[WHAT YOU WILL DO]: Transcribe the records in full, keeping every character as it is.

Start of INPUT

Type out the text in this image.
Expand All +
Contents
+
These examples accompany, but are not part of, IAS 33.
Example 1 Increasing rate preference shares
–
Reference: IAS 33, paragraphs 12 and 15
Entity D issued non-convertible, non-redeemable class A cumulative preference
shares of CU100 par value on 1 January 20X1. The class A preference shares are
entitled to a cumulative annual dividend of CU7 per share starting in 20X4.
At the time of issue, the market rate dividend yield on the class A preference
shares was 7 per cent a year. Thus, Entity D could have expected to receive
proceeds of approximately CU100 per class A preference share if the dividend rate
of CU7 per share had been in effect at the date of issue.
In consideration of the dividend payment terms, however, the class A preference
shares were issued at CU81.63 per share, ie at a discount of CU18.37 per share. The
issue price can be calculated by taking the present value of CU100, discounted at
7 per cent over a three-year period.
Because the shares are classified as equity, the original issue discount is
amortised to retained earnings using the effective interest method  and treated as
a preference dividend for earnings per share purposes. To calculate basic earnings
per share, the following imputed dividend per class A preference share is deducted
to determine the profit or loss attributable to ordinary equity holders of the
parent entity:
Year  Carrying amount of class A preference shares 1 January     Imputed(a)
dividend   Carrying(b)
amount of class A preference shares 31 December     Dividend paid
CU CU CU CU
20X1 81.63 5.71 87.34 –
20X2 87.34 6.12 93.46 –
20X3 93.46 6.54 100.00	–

End of INPUT

[SOLUTION]:
Type out the text in this image.
Expand All +
Contents
+
These examples accompany, but are not part of, IAS 33.
Example 1 Increasing rate preference shares
–
Reference: IAS 33, paragraphs 12 and 15
Entity D issued non-convertible, non-redeemable class A cumulative preference
shares of CU100 par value on 1 January 20X1. The class A preference shares are
entitled to a cumulative annual dividend of CU7 per share starting in 20X4.
At the time of issue, the market rate dividend yield on the class A preference
shares was 7 per cent a year. Thus, Entity D could have expected to receive
proceeds of approximately CU100 per class A preference share if the dividend rate
of CU7 per share had been in effect at the date of issue.
In consideration of the dividend payment terms, however, the class A preference
shares were issued at CU81.63 per share, ie at a discount of CU18.37 per share. The
issue price can be calculated by taking the present value of CU100, discounted at
7 per cent over a three-year period.
Because the shares are classified as equity, the original issue discount is
amortised to retained earnings using the effective interest method  and treated as
a preference dividend for earnings per share purposes. To calculate basic earnings
per share, the following imputed dividend per class A preference share is deducted
to determine the profit or loss attributable to ordinary equity holders of the
parent entity:
Year  Carrying amount of class A preference shares 1 January     Imputed(a)
dividend   Carrying(b)
amount of class A preference shares 31 December     Dividend paid
CU CU CU CU
20X1 81.63 5.71 87.34 –
20X2 87.34 6.12 93.46 –
20X3 93.46 6.54 100.00	–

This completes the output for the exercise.